Your task is to extract every entry that follows word for word while excluding the pictures.

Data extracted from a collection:
──────────
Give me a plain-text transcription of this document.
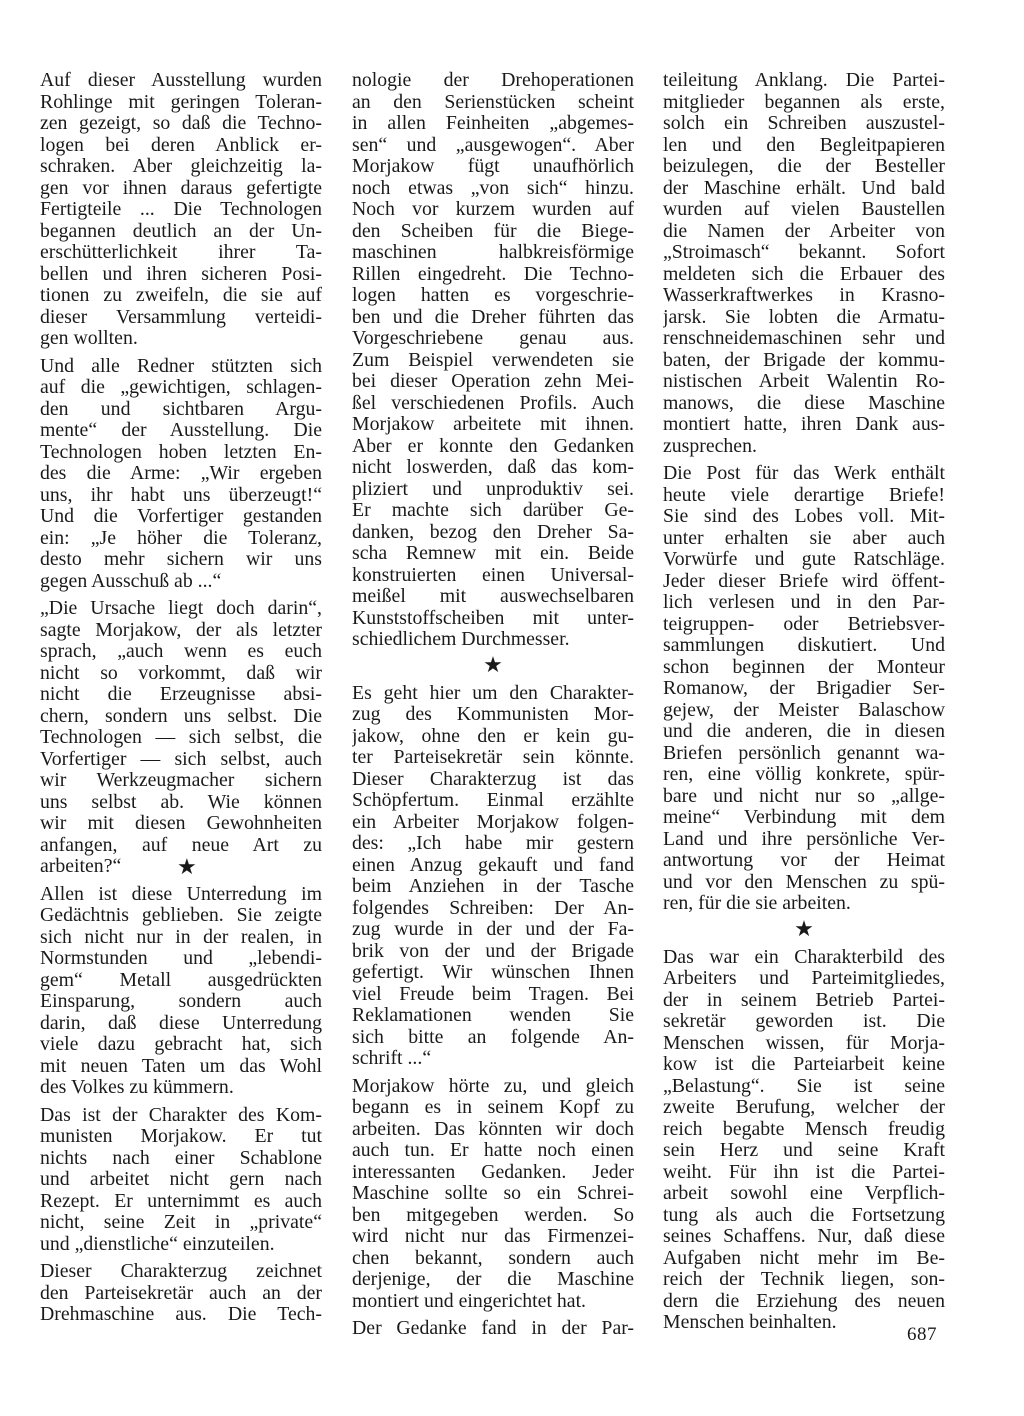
Auf dieser Ausstellung wurden
Rohlinge mit geringen Toleran-
zen gezeigt, so daß die Techno-
logen bei deren Anblick er-
schraken. Aber gleichzeitig la-
gen vor ihnen daraus gefertigte
Fertigteile ... Die Technologen
begannen deutlich an der Un-
erschütterlichkeit ihrer Ta-
bellen und ihren sicheren Posi-
tionen zu zweifeln, die sie auf
dieser Versammlung verteidi-
gen wollten.
Und alle Redner stützten sich
auf die „gewichtigen, schlagen-
den und sichtbaren Argu-
mente“ der Ausstellung. Die
Technologen hoben letzten En-
des die Arme: „Wir ergeben
uns, ihr habt uns überzeugt!“
Und die Vorfertiger gestanden
ein: „Je höher die Toleranz,
desto mehr sichern wir uns
gegen Ausschuß ab ...“
„Die Ursache liegt doch darin“,
sagte Morjakow, der als letzter
sprach, „auch wenn es euch
nicht so vorkommt, daß wir
nicht die Erzeugnisse absi-
chern, sondern uns selbst. Die
Technologen — sich selbst, die
Vorfertiger — sich selbst, auch
wir Werkzeugmacher sichern
uns selbst ab. Wie können
wir mit diesen Gewohnheiten
anfangen, auf neue Art zu
arbeiten?“	★
Allen ist diese Unterredung im
Gedächtnis geblieben. Sie zeigte
sich nicht nur in der realen, in
Normstunden und „lebendi-
gem“ Metall ausgedrückten
Einsparung, sondern auch
darin, daß diese Unterredung
viele dazu gebracht hat, sich
mit neuen Taten um das Wohl
des Volkes zu kümmern.
Das ist der Charakter des Kom-
munisten Morjakow. Er tut
nichts nach einer Schablone
und arbeitet nicht gern nach
Rezept. Er unternimmt es auch
nicht, seine Zeit in „private“
und „dienstliche“ einzuteilen.
Dieser Charakterzug zeichnet
den Parteisekretär auch an der
Drehmaschine aus. Die Tech-
nologie der Drehoperationen
an den Serienstücken scheint
in allen Feinheiten „abgemes-
sen“ und „ausgewogen“. Aber
Morjakow fügt unaufhörlich
noch etwas „von sich“ hinzu.
Noch vor kurzem wurden auf
den Scheiben für die Biege-
maschinen halbkreisförmige
Rillen eingedreht. Die Techno-
logen hatten es vorgeschrie-
ben und die Dreher führten das
Vorgeschriebene genau aus.
Zum Beispiel verwendeten sie
bei dieser Operation zehn Mei-
ßel verschiedenen Profils. Auch
Morjakow arbeitete mit ihnen.
Aber er konnte den Gedanken
nicht loswerden, daß das kom-
pliziert und unproduktiv sei.
Er machte sich darüber Ge-
danken, bezog den Dreher Sa-
scha Remnew mit ein. Beide
konstruierten einen Universal-
meißel mit auswechselbaren
Kunststoffscheiben mit unter-
schiedlichem Durchmesser.
★
Es geht hier um den Charakter-
zug des Kommunisten Mor-
jakow, ohne den er kein gu-
ter Parteisekretär sein könnte.
Dieser Charakterzug ist das
Schöpfertum. Einmal erzählte
ein Arbeiter Morjakow folgen-
des: „Ich habe mir gestern
einen Anzug gekauft und fand
beim Anziehen in der Tasche
folgendes Schreiben: Der An-
zug wurde in der und der Fa-
brik von der und der Brigade
gefertigt. Wir wünschen Ihnen
viel Freude beim Tragen. Bei
Reklamationen wenden Sie
sich bitte an folgende An-
schrift ...“
Morjakow hörte zu, und gleich
begann es in seinem Kopf zu
arbeiten. Das könnten wir doch
auch tun. Er hatte noch einen
interessanten Gedanken. Jeder
Maschine sollte so ein Schrei-
ben mitgegeben werden. So
wird nicht nur das Firmenzei-
chen bekannt, sondern auch
derjenige, der die Maschine
montiert und eingerichtet hat.
Der Gedanke fand in der Par-
teileitung Anklang. Die Partei-
mitglieder begannen als erste,
solch ein Schreiben auszustel-
len und den Begleitpapieren
beizulegen, die der Besteller
der Maschine erhält. Und bald
wurden auf vielen Baustellen
die Namen der Arbeiter von
„Stroimasch“ bekannt. Sofort
meldeten sich die Erbauer des
Wasserkraftwerkes in Krasno-
jarsk. Sie lobten die Armatu-
renschneidemaschinen sehr und
baten, der Brigade der kommu-
nistischen Arbeit Walentin Ro-
manows, die diese Maschine
montiert hatte, ihren Dank aus-
zusprechen.
Die Post für das Werk enthält
heute viele derartige Briefe!
Sie sind des Lobes voll. Mit-
unter erhalten sie aber auch
Vorwürfe und gute Ratschläge.
Jeder dieser Briefe wird öffent-
lich verlesen und in den Par-
teigruppen- oder Betriebsver-
sammlungen diskutiert. Und
schon beginnen der Monteur
Romanow, der Brigadier Ser-
gejew, der Meister Balaschow
und die anderen, die in diesen
Briefen persönlich genannt wa-
ren, eine völlig konkrete, spür-
bare und nicht nur so „allge-
meine“ Verbindung mit dem
Land und ihre persönliche Ver-
antwortung vor der Heimat
und vor den Menschen zu spü-
ren, für die sie arbeiten.
★
Das war ein Charakterbild des
Arbeiters und Parteimitgliedes,
der in seinem Betrieb Partei-
sekretär geworden ist. Die
Menschen wissen, für Morja-
kow ist die Parteiarbeit keine
„Belastung“. Sie ist seine
zweite Berufung, welcher der
reich begabte Mensch freudig
sein Herz und seine Kraft
weiht. Für ihn ist die Partei-
arbeit sowohl eine Verpflich-
tung als auch die Fortsetzung
seines Schaffens. Nur, daß diese
Aufgaben nicht mehr im Be-
reich der Technik liegen, son-
dern die Erziehung des neuen
Menschen beinhalten.
687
──────────
» EXPECTED ANSWER:
Give me a plain-text transcription of this document.
Auf dieser Ausstellung wurden
Rohlinge mit geringen Toleran-
zen gezeigt, so daß die Techno-
logen bei deren Anblick er-
schraken. Aber gleichzeitig la-
gen vor ihnen daraus gefertigte
Fertigteile ... Die Technologen
begannen deutlich an der Un-
erschütterlichkeit ihrer Ta-
bellen und ihren sicheren Posi-
tionen zu zweifeln, die sie auf
dieser Versammlung verteidi-
gen wollten.
Und alle Redner stützten sich
auf die „gewichtigen, schlagen-
den und sichtbaren Argu-
mente“ der Ausstellung. Die
Technologen hoben letzten En-
des die Arme: „Wir ergeben
uns, ihr habt uns überzeugt!“
Und die Vorfertiger gestanden
ein: „Je höher die Toleranz,
desto mehr sichern wir uns
gegen Ausschuß ab ...“
„Die Ursache liegt doch darin“,
sagte Morjakow, der als letzter
sprach, „auch wenn es euch
nicht so vorkommt, daß wir
nicht die Erzeugnisse absi-
chern, sondern uns selbst. Die
Technologen — sich selbst, die
Vorfertiger — sich selbst, auch
wir Werkzeugmacher sichern
uns selbst ab. Wie können
wir mit diesen Gewohnheiten
anfangen, auf neue Art zu
arbeiten?“	★
Allen ist diese Unterredung im
Gedächtnis geblieben. Sie zeigte
sich nicht nur in der realen, in
Normstunden und „lebendi-
gem“ Metall ausgedrückten
Einsparung, sondern auch
darin, daß diese Unterredung
viele dazu gebracht hat, sich
mit neuen Taten um das Wohl
des Volkes zu kümmern.
Das ist der Charakter des Kom-
munisten Morjakow. Er tut
nichts nach einer Schablone
und arbeitet nicht gern nach
Rezept. Er unternimmt es auch
nicht, seine Zeit in „private“
und „dienstliche“ einzuteilen.
Dieser Charakterzug zeichnet
den Parteisekretär auch an der
Drehmaschine aus. Die Tech-
nologie der Drehoperationen
an den Serienstücken scheint
in allen Feinheiten „abgemes-
sen“ und „ausgewogen“. Aber
Morjakow fügt unaufhörlich
noch etwas „von sich“ hinzu.
Noch vor kurzem wurden auf
den Scheiben für die Biege-
maschinen halbkreisförmige
Rillen eingedreht. Die Techno-
logen hatten es vorgeschrie-
ben und die Dreher führten das
Vorgeschriebene genau aus.
Zum Beispiel verwendeten sie
bei dieser Operation zehn Mei-
ßel verschiedenen Profils. Auch
Morjakow arbeitete mit ihnen.
Aber er konnte den Gedanken
nicht loswerden, daß das kom-
pliziert und unproduktiv sei.
Er machte sich darüber Ge-
danken, bezog den Dreher Sa-
scha Remnew mit ein. Beide
konstruierten einen Universal-
meißel mit auswechselbaren
Kunststoffscheiben mit unter-
schiedlichem Durchmesser.
★
Es geht hier um den Charakter-
zug des Kommunisten Mor-
jakow, ohne den er kein gu-
ter Parteisekretär sein könnte.
Dieser Charakterzug ist das
Schöpfertum. Einmal erzählte
ein Arbeiter Morjakow folgen-
des: „Ich habe mir gestern
einen Anzug gekauft und fand
beim Anziehen in der Tasche
folgendes Schreiben: Der An-
zug wurde in der und der Fa-
brik von der und der Brigade
gefertigt. Wir wünschen Ihnen
viel Freude beim Tragen. Bei
Reklamationen wenden Sie
sich bitte an folgende An-
schrift ...“
Morjakow hörte zu, und gleich
begann es in seinem Kopf zu
arbeiten. Das könnten wir doch
auch tun. Er hatte noch einen
interessanten Gedanken. Jeder
Maschine sollte so ein Schrei-
ben mitgegeben werden. So
wird nicht nur das Firmenzei-
chen bekannt, sondern auch
derjenige, der die Maschine
montiert und eingerichtet hat.
Der Gedanke fand in der Par-
teileitung Anklang. Die Partei-
mitglieder begannen als erste,
solch ein Schreiben auszustel-
len und den Begleitpapieren
beizulegen, die der Besteller
der Maschine erhält. Und bald
wurden auf vielen Baustellen
die Namen der Arbeiter von
„Stroimasch“ bekannt. Sofort
meldeten sich die Erbauer des
Wasserkraftwerkes in Krasno-
jarsk. Sie lobten die Armatu-
renschneidemaschinen sehr und
baten, der Brigade der kommu-
nistischen Arbeit Walentin Ro-
manows, die diese Maschine
montiert hatte, ihren Dank aus-
zusprechen.
Die Post für das Werk enthält
heute viele derartige Briefe!
Sie sind des Lobes voll. Mit-
unter erhalten sie aber auch
Vorwürfe und gute Ratschläge.
Jeder dieser Briefe wird öffent-
lich verlesen und in den Par-
teigruppen- oder Betriebsver-
sammlungen diskutiert. Und
schon beginnen der Monteur
Romanow, der Brigadier Ser-
gejew, der Meister Balaschow
und die anderen, die in diesen
Briefen persönlich genannt wa-
ren, eine völlig konkrete, spür-
bare und nicht nur so „allge-
meine“ Verbindung mit dem
Land und ihre persönliche Ver-
antwortung vor der Heimat
und vor den Menschen zu spü-
ren, für die sie arbeiten.
★
Das war ein Charakterbild des
Arbeiters und Parteimitgliedes,
der in seinem Betrieb Partei-
sekretär geworden ist. Die
Menschen wissen, für Morja-
kow ist die Parteiarbeit keine
„Belastung“. Sie ist seine
zweite Berufung, welcher der
reich begabte Mensch freudig
sein Herz und seine Kraft
weiht. Für ihn ist die Partei-
arbeit sowohl eine Verpflich-
tung als auch die Fortsetzung
seines Schaffens. Nur, daß diese
Aufgaben nicht mehr im Be-
reich der Technik liegen, son-
dern die Erziehung des neuen
Menschen beinhalten.
687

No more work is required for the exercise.